------ ITEMS ------

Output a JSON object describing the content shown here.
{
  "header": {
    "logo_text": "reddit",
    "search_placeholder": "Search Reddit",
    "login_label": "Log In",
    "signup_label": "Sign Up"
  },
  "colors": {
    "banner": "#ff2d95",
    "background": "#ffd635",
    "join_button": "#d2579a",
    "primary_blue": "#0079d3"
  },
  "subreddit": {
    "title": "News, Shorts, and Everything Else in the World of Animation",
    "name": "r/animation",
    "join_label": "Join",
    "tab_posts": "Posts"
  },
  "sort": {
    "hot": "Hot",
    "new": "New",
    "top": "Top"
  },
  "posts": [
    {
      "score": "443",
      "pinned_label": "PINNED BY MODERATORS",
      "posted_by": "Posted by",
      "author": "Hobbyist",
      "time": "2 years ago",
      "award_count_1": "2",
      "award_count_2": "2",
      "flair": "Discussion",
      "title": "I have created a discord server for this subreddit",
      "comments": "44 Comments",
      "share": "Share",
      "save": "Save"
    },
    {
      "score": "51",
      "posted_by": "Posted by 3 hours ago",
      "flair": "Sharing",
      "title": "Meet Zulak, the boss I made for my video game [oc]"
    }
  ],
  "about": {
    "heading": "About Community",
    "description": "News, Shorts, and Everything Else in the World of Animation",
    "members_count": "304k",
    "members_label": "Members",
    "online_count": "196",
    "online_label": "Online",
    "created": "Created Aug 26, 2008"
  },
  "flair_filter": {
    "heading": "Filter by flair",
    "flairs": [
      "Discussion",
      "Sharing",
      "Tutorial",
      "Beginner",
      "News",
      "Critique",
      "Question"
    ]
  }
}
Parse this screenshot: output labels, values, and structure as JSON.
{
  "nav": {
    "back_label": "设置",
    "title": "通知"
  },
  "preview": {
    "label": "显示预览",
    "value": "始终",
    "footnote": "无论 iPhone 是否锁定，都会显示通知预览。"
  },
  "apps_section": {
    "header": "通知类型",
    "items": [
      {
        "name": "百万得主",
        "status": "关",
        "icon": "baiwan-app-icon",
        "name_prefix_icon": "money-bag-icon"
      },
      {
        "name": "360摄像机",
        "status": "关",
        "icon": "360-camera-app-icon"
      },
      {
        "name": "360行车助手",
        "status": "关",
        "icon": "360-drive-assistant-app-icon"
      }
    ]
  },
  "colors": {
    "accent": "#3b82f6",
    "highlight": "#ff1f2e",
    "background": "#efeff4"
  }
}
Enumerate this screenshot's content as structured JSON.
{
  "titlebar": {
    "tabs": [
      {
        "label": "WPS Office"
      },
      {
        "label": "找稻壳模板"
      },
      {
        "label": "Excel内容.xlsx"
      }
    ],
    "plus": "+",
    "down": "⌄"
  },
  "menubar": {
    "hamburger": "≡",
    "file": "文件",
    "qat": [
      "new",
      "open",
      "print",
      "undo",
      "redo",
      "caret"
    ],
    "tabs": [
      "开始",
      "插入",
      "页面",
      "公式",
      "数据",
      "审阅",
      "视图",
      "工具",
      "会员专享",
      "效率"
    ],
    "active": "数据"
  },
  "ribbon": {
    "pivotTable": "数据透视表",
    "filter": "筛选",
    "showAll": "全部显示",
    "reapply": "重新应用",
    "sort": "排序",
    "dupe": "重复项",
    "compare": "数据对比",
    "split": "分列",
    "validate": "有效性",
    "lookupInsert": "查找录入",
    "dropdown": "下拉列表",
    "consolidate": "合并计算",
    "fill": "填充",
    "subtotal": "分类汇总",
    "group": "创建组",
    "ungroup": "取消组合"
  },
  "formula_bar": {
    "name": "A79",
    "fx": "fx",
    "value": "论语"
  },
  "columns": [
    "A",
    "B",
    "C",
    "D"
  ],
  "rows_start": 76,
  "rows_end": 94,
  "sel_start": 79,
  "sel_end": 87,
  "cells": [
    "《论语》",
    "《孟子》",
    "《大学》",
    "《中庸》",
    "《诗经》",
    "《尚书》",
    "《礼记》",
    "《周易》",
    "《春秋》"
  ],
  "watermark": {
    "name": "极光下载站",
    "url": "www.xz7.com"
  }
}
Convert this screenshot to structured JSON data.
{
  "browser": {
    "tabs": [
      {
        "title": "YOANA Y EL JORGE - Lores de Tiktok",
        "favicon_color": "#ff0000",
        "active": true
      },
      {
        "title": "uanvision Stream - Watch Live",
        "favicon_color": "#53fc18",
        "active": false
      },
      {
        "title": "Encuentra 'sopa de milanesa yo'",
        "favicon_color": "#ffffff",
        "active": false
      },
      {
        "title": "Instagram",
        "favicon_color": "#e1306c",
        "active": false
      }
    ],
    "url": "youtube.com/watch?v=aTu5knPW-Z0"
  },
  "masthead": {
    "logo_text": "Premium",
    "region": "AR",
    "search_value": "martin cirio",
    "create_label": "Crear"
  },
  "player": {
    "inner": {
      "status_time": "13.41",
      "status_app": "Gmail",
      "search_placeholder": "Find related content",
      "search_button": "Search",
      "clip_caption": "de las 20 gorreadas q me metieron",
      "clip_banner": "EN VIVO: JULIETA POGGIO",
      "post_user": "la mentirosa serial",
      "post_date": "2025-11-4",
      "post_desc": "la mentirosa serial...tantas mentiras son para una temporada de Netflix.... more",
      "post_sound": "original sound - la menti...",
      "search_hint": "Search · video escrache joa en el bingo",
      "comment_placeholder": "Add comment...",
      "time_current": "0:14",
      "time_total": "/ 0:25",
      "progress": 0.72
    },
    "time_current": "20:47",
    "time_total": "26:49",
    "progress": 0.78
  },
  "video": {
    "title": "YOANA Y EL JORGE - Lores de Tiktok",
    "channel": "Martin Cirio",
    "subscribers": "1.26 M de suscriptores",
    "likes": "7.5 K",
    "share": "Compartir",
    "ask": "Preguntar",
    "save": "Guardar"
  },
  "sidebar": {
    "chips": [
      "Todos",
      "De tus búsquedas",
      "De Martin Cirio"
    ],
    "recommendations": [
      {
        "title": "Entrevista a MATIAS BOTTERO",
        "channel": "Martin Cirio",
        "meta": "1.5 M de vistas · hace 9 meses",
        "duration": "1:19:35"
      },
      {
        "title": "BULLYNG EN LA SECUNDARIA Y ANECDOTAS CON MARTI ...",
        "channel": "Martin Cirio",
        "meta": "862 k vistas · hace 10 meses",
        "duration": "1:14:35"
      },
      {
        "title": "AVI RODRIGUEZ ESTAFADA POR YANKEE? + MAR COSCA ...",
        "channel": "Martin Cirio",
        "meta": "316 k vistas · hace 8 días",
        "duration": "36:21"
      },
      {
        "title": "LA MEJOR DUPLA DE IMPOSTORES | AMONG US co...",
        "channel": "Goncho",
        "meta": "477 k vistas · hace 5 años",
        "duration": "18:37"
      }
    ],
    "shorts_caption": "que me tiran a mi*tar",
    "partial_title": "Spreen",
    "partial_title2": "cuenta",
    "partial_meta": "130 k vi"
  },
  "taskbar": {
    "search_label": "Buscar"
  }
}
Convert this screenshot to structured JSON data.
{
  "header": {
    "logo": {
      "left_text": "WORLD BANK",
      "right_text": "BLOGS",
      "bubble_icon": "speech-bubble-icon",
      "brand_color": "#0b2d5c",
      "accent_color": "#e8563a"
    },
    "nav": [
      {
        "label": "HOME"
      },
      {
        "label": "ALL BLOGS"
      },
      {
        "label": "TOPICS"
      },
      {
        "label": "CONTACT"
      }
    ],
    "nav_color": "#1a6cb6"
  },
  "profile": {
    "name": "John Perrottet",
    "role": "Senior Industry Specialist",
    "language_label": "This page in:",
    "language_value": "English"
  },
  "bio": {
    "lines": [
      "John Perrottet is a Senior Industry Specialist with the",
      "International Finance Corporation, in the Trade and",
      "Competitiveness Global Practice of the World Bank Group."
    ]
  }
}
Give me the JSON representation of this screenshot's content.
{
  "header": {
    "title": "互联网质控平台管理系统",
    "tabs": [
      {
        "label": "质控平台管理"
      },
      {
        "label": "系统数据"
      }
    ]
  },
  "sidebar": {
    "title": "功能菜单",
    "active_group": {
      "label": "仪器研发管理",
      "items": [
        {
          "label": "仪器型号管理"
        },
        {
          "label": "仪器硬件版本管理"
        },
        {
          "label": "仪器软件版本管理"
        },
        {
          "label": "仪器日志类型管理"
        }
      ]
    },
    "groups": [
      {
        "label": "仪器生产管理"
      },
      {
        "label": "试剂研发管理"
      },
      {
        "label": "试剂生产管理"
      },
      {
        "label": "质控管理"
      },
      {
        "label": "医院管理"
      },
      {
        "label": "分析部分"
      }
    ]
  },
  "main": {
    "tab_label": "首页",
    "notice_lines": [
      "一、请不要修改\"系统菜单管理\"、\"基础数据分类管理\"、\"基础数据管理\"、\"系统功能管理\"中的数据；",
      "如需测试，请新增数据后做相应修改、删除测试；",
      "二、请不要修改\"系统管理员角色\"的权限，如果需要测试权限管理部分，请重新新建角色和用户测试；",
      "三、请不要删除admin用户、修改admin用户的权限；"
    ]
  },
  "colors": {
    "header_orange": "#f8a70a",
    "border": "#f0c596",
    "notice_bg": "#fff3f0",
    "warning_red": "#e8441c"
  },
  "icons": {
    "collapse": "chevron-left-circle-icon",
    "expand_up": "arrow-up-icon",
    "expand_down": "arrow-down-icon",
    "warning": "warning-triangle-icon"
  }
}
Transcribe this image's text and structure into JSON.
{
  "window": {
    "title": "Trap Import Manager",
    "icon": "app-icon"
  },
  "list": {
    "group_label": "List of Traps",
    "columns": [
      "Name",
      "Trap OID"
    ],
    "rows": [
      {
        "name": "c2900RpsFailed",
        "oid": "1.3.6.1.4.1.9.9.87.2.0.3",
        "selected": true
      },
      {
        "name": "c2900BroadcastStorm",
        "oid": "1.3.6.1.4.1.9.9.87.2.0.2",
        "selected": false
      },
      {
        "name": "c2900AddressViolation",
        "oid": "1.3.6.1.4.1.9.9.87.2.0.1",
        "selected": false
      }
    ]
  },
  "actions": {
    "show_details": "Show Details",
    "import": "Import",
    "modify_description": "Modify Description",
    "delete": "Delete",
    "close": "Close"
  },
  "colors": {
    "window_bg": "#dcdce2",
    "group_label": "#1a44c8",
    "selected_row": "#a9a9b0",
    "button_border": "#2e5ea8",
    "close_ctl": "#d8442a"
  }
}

------

_TASK TO COMPLETE_
Your task is to output exactly the lines running from the one with "Transcribe this image's" through the final line of the material above, with both ends included.

_SOLUTION TO THIS EXERCISE_
Transcribe this image's text and structure into JSON.
{
  "window": {
    "title": "Trap Import Manager",
    "icon": "app-icon"
  },
  "list": {
    "group_label": "List of Traps",
    "columns": [
      "Name",
      "Trap OID"
    ],
    "rows": [
      {
        "name": "c2900RpsFailed",
        "oid": "1.3.6.1.4.1.9.9.87.2.0.3",
        "selected": true
      },
      {
        "name": "c2900BroadcastStorm",
        "oid": "1.3.6.1.4.1.9.9.87.2.0.2",
        "selected": false
      },
      {
        "name": "c2900AddressViolation",
        "oid": "1.3.6.1.4.1.9.9.87.2.0.1",
        "selected": false
      }
    ]
  },
  "actions": {
    "show_details": "Show Details",
    "import": "Import",
    "modify_description": "Modify Description",
    "delete": "Delete",
    "close": "Close"
  },
  "colors": {
    "window_bg": "#dcdce2",
    "group_label": "#1a44c8",
    "selected_row": "#a9a9b0",
    "button_border": "#2e5ea8",
    "close_ctl": "#d8442a"
  }
}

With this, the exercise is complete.